=== WHAT NEEDS TO BE DONE ===
Pick out each line of the records that includes the string "text", and copy it.
* start DATA FOR THIS TASK *
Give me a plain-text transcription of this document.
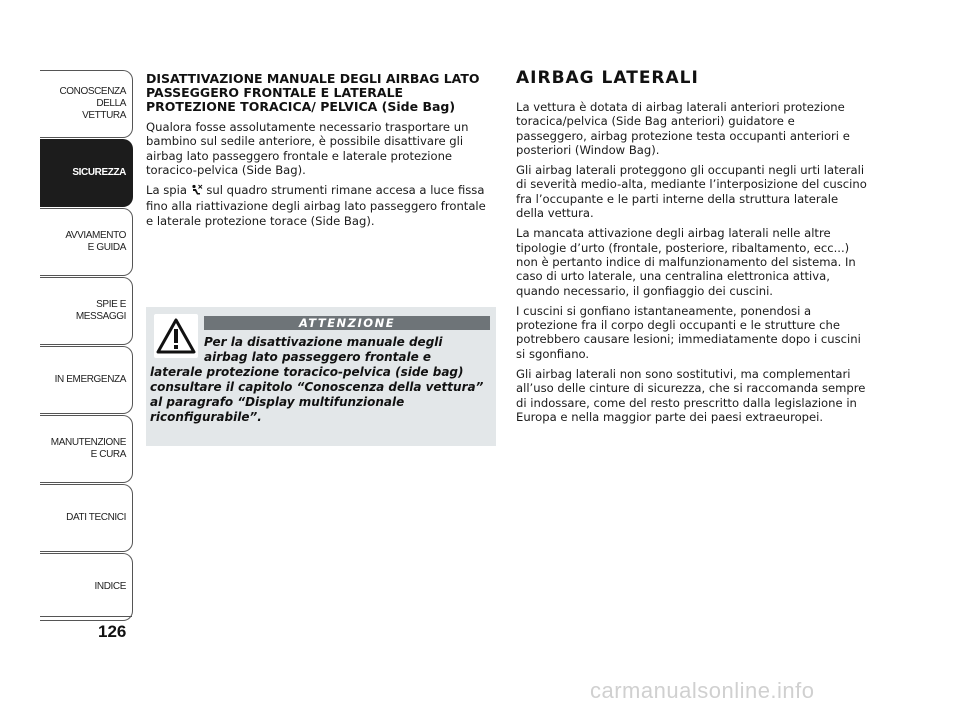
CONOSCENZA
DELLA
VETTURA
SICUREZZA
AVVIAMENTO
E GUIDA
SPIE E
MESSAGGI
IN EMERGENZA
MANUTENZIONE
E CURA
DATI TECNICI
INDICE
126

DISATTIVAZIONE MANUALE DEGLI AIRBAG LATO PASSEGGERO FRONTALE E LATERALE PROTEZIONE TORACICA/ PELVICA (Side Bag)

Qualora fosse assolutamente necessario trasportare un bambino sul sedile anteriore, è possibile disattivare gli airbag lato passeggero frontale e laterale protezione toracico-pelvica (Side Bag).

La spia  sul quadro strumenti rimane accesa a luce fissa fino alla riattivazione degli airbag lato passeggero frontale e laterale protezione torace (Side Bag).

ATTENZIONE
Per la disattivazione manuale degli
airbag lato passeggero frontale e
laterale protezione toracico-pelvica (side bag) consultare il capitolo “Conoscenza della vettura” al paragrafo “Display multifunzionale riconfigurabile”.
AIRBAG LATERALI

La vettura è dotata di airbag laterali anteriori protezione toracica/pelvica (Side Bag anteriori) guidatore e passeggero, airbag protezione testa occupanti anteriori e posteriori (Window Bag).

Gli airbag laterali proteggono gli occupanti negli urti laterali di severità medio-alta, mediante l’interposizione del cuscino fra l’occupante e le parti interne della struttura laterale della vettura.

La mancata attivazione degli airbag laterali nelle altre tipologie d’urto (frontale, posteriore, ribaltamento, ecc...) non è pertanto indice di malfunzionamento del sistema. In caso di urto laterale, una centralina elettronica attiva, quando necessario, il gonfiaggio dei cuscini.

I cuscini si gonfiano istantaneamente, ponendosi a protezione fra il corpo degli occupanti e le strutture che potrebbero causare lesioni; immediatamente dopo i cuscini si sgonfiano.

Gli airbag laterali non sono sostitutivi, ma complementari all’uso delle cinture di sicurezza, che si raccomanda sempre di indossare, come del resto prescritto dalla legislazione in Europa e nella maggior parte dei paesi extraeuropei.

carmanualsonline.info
* end DATA FOR THIS TASK *
* start DATA FOR THIS TASK *
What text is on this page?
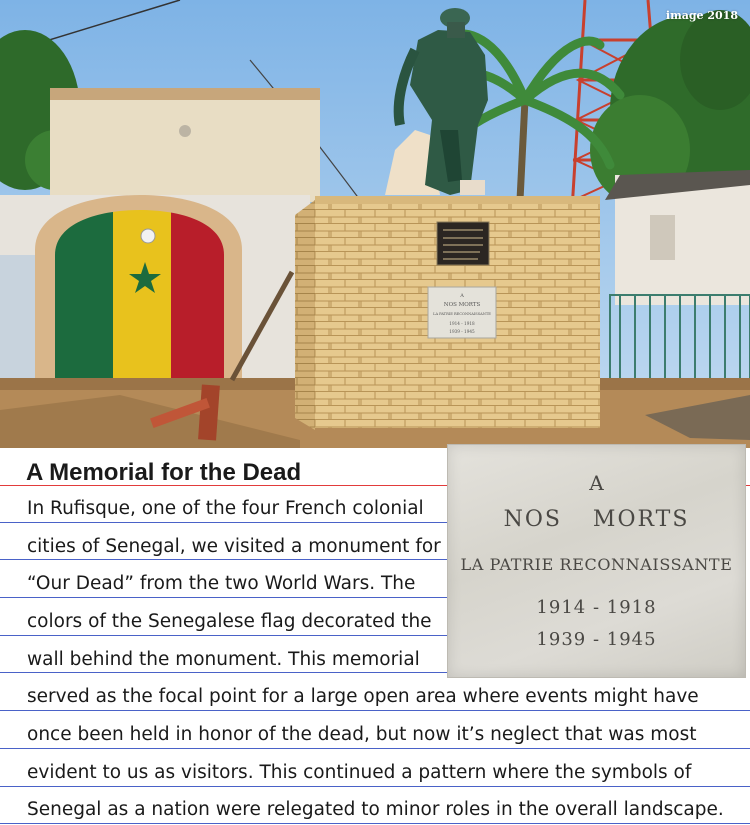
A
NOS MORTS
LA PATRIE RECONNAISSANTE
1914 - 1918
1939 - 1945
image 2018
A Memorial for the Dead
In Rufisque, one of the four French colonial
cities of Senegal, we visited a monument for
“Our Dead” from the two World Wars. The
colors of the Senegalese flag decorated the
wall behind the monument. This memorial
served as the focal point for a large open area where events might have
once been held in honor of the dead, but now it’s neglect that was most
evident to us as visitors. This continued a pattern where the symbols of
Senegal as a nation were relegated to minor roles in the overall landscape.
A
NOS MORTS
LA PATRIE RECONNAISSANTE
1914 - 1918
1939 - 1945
* end DATA FOR THIS TASK *
=== REPLY TO THE TASK ===
Give me a plain-text transcription of this document.
What text is on this page?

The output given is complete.